** BEGIN RECORDS SUPPLIED **
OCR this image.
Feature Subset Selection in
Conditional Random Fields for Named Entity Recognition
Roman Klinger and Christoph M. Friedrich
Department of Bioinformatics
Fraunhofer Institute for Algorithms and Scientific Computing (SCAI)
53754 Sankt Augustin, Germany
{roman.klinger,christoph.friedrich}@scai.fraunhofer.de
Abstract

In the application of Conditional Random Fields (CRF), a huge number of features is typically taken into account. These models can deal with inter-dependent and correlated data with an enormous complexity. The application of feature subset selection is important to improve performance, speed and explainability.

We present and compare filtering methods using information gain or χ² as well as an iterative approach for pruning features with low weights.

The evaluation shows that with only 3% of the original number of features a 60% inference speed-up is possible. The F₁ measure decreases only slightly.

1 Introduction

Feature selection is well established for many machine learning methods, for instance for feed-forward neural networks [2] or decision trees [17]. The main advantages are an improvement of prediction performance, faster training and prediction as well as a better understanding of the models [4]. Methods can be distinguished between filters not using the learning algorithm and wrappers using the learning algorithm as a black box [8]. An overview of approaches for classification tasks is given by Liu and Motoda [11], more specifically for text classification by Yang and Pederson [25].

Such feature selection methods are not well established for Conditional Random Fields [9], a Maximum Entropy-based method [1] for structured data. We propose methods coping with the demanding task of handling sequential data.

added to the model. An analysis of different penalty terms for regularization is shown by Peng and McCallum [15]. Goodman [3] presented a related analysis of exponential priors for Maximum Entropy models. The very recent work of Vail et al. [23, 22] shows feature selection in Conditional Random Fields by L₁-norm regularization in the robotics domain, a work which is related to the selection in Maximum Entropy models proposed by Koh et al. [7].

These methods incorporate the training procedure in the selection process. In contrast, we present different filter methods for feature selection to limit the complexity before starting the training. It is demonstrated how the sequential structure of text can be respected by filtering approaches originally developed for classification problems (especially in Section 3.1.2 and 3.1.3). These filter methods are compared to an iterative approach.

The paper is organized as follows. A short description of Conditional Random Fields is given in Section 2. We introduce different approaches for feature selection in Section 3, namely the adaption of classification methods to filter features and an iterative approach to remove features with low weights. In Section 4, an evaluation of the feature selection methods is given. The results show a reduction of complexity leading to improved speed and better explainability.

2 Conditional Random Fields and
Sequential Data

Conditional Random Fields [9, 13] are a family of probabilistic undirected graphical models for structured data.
** END RECORDS SUPPLIED **
** BEGIN RECORDS SUPPLIED **
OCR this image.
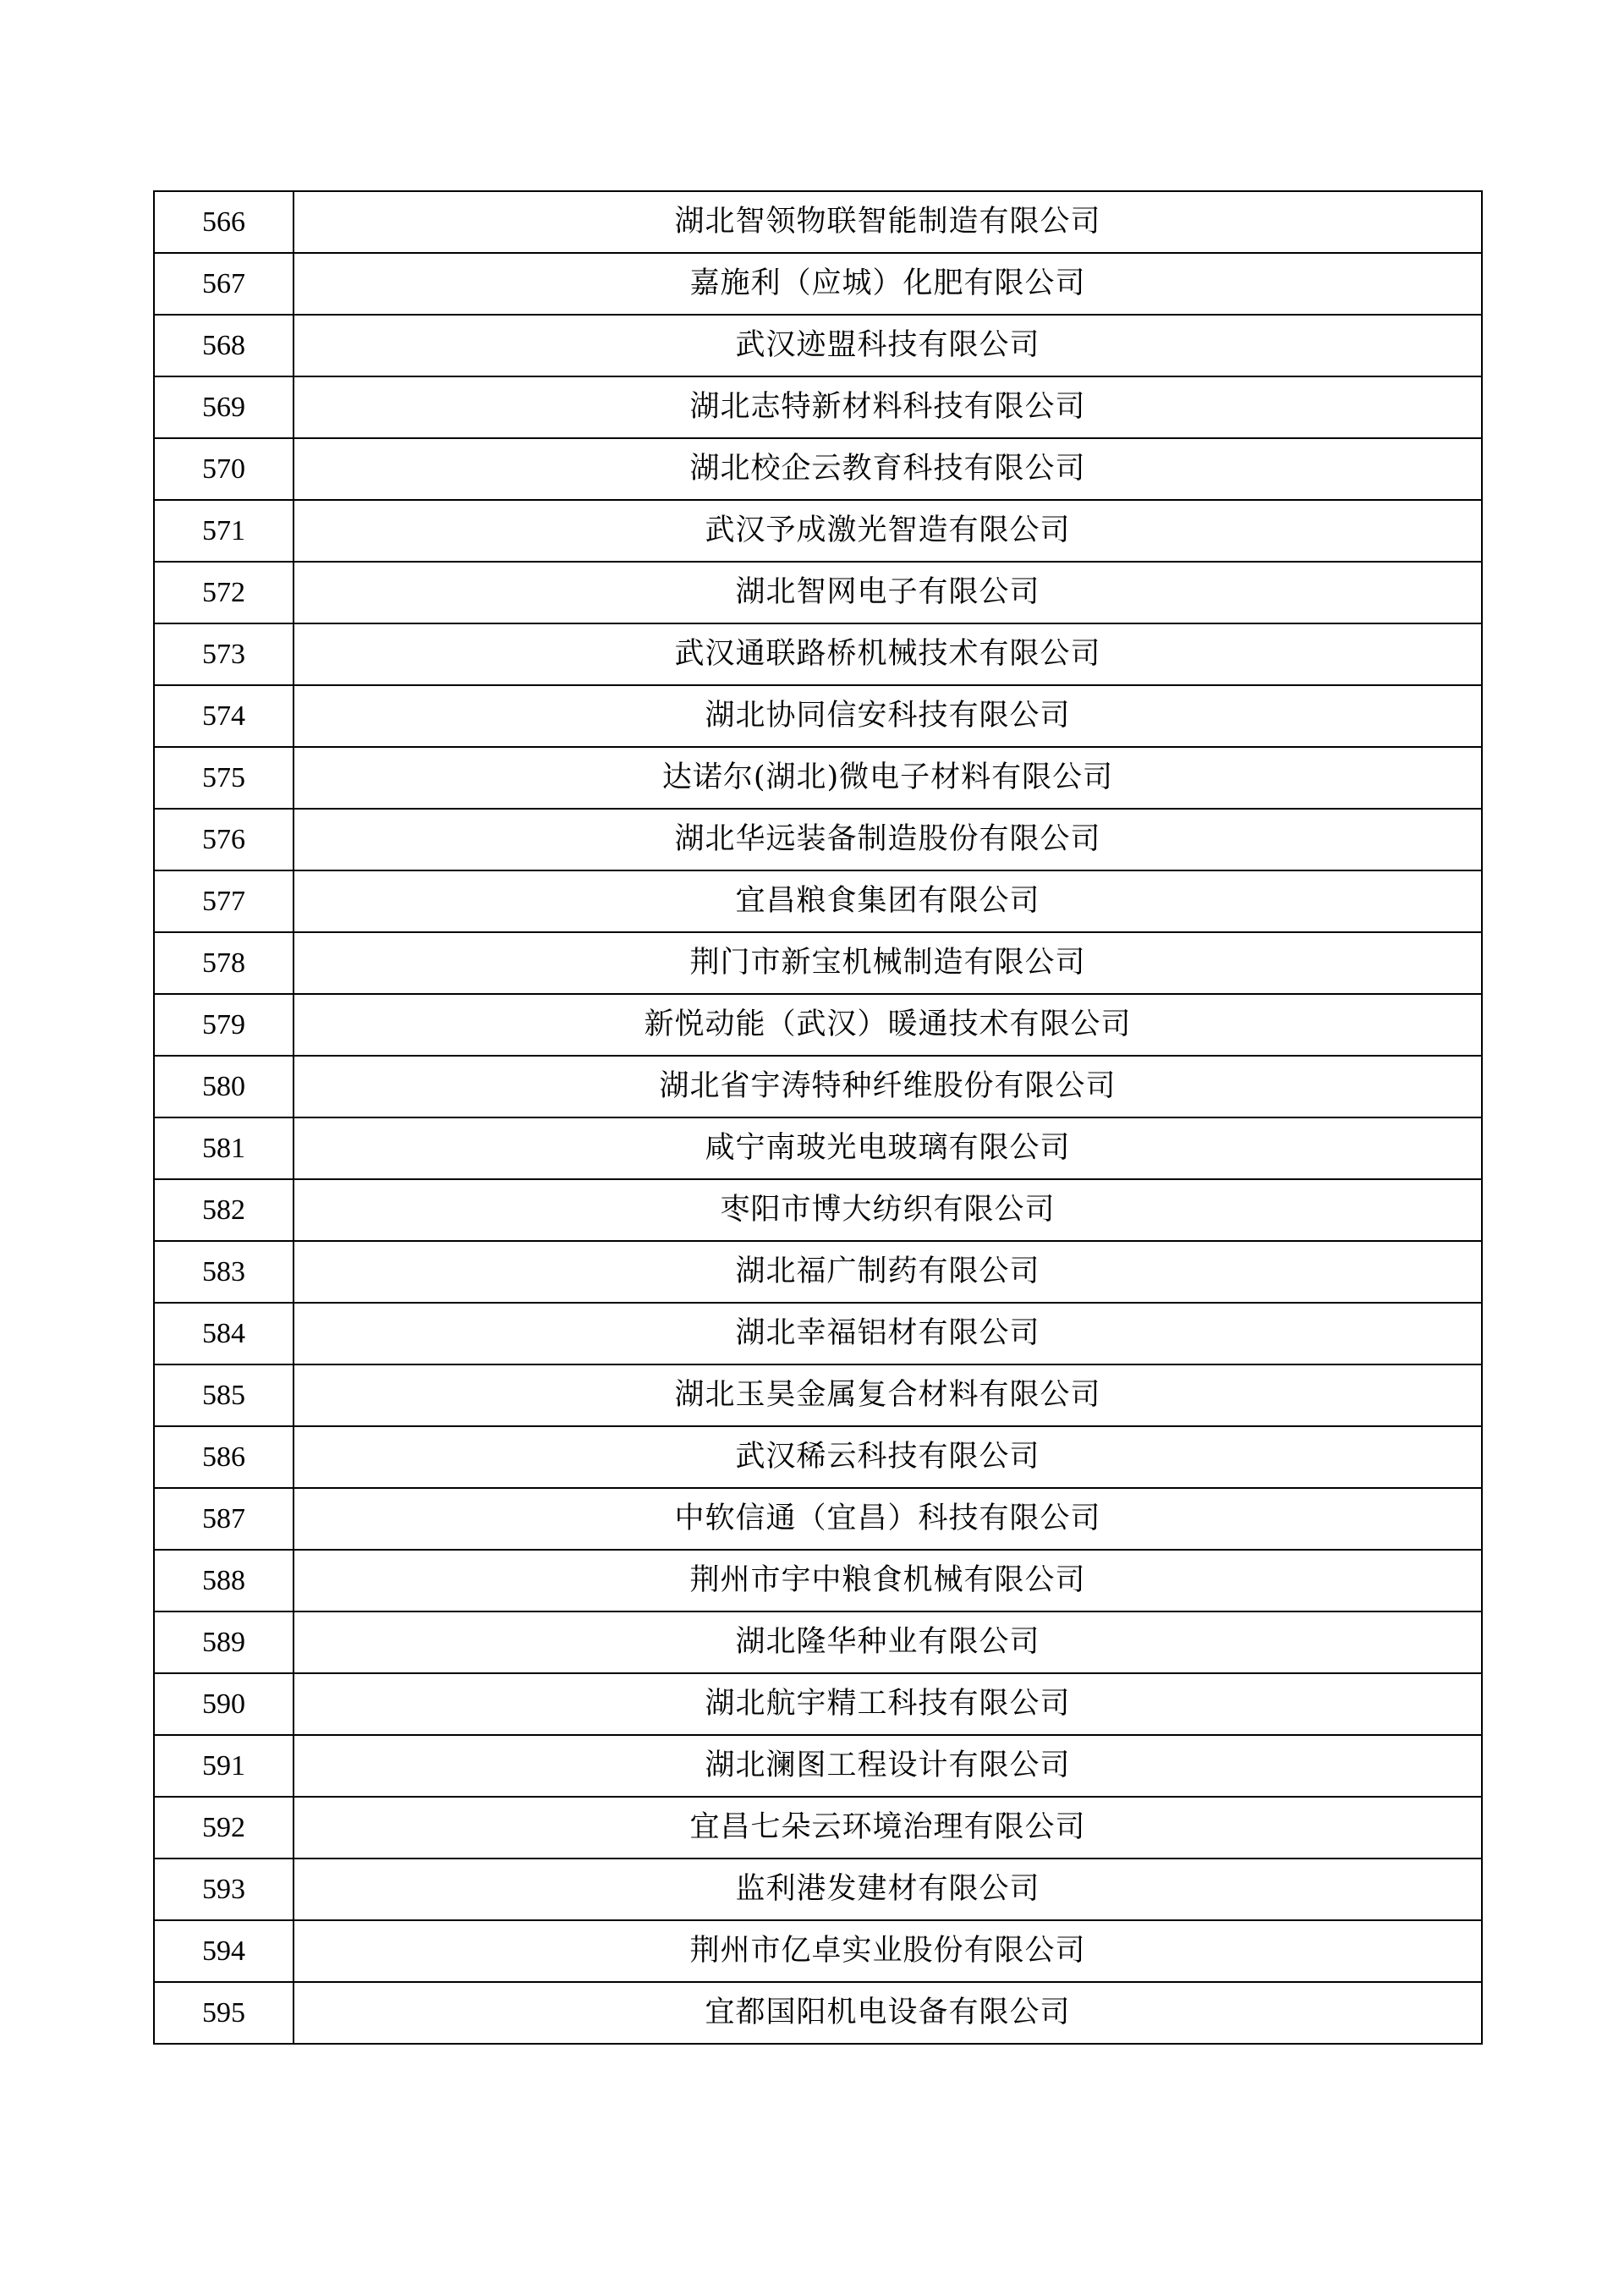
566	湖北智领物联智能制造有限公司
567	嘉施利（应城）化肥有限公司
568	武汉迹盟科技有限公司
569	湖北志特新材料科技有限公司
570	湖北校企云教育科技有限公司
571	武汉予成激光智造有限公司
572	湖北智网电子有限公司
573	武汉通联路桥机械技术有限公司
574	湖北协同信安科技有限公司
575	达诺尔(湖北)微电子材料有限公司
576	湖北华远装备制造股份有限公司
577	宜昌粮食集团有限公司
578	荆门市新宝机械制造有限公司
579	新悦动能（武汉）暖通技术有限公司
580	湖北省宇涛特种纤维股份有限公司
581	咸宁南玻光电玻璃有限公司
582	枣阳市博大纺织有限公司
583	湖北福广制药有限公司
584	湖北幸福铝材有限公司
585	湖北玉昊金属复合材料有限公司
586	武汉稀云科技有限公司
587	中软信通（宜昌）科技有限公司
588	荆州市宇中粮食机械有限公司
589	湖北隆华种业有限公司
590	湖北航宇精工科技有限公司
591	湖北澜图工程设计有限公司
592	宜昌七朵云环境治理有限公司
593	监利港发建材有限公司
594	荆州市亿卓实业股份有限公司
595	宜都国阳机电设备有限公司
** END RECORDS SUPPLIED **
** BEGIN RECORDS SUPPLIED **
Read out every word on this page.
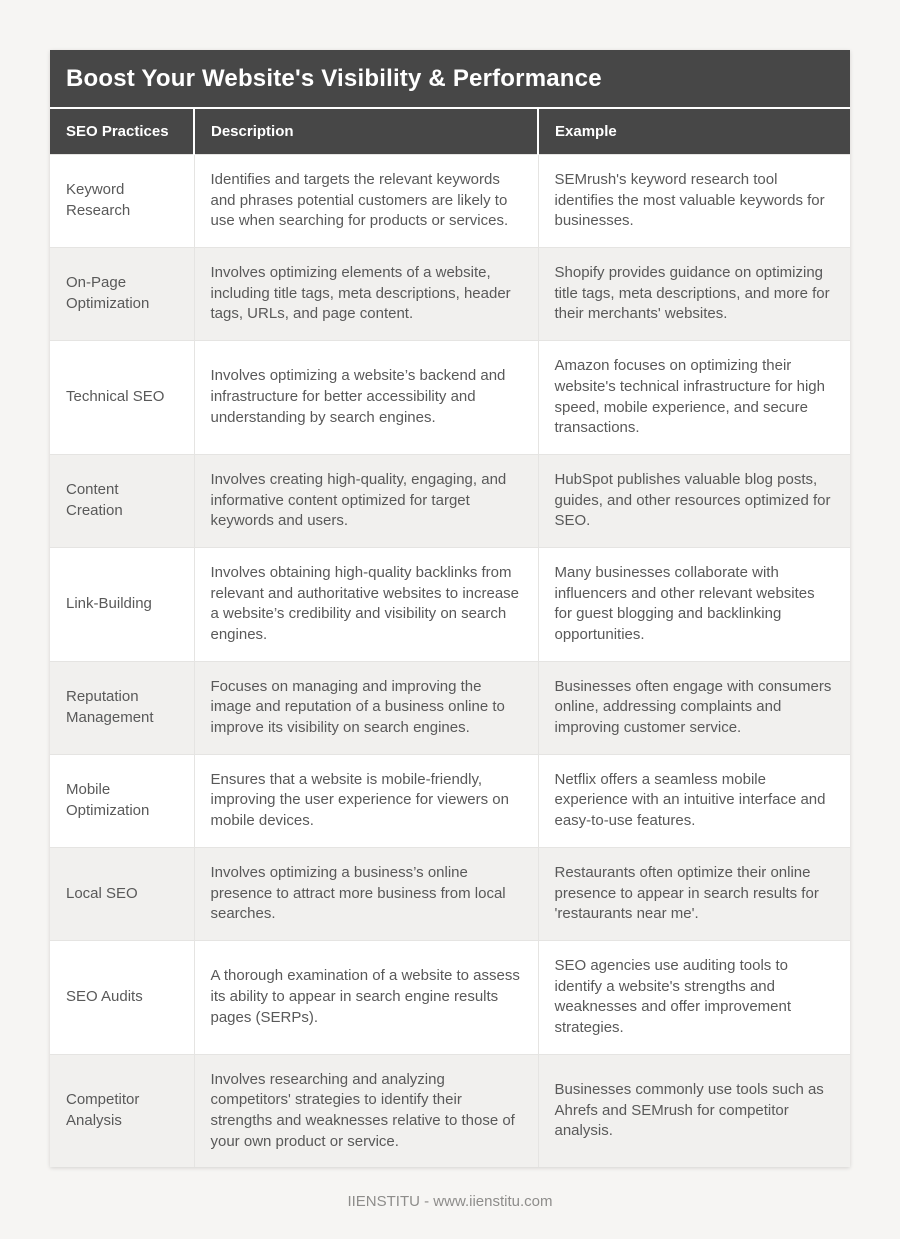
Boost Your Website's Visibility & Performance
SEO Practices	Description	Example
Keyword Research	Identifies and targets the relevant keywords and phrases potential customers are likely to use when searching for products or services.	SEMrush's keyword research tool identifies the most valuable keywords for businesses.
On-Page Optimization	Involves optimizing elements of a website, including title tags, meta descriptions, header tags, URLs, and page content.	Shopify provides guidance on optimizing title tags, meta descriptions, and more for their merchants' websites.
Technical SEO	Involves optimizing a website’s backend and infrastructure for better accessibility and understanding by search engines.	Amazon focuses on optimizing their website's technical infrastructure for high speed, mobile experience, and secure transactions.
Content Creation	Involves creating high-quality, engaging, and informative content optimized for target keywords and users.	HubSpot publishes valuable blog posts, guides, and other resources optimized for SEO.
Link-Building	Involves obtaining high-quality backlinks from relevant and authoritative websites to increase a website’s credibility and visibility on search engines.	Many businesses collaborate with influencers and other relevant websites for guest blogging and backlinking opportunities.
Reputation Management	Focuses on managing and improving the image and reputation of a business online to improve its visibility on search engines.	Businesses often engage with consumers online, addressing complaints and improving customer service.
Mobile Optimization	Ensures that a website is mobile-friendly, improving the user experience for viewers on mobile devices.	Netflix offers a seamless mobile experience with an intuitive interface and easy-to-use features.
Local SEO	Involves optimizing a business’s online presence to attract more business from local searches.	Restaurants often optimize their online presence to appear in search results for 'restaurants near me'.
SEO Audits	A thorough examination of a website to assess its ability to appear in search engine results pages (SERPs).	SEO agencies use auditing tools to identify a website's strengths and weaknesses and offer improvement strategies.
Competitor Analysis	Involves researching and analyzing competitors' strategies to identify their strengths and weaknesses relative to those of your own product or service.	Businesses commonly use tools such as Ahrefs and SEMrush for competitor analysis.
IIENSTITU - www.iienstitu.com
** END RECORDS SUPPLIED **
- **WHAT IS REQUIRED**: Pick out each line above that includes "other" and show it.

- **FULL SOLUTION**:
Content Creation	Involves creating high-quality, engaging, and informative content optimized for target keywords and users.	HubSpot publishes valuable blog posts, guides, and other resources optimized for SEO.
Link-Building	Involves obtaining high-quality backlinks from relevant and authoritative websites to increase a website’s credibility and visibility on search engines.	Many businesses collaborate with influencers and other relevant websites for guest blogging and backlinking opportunities.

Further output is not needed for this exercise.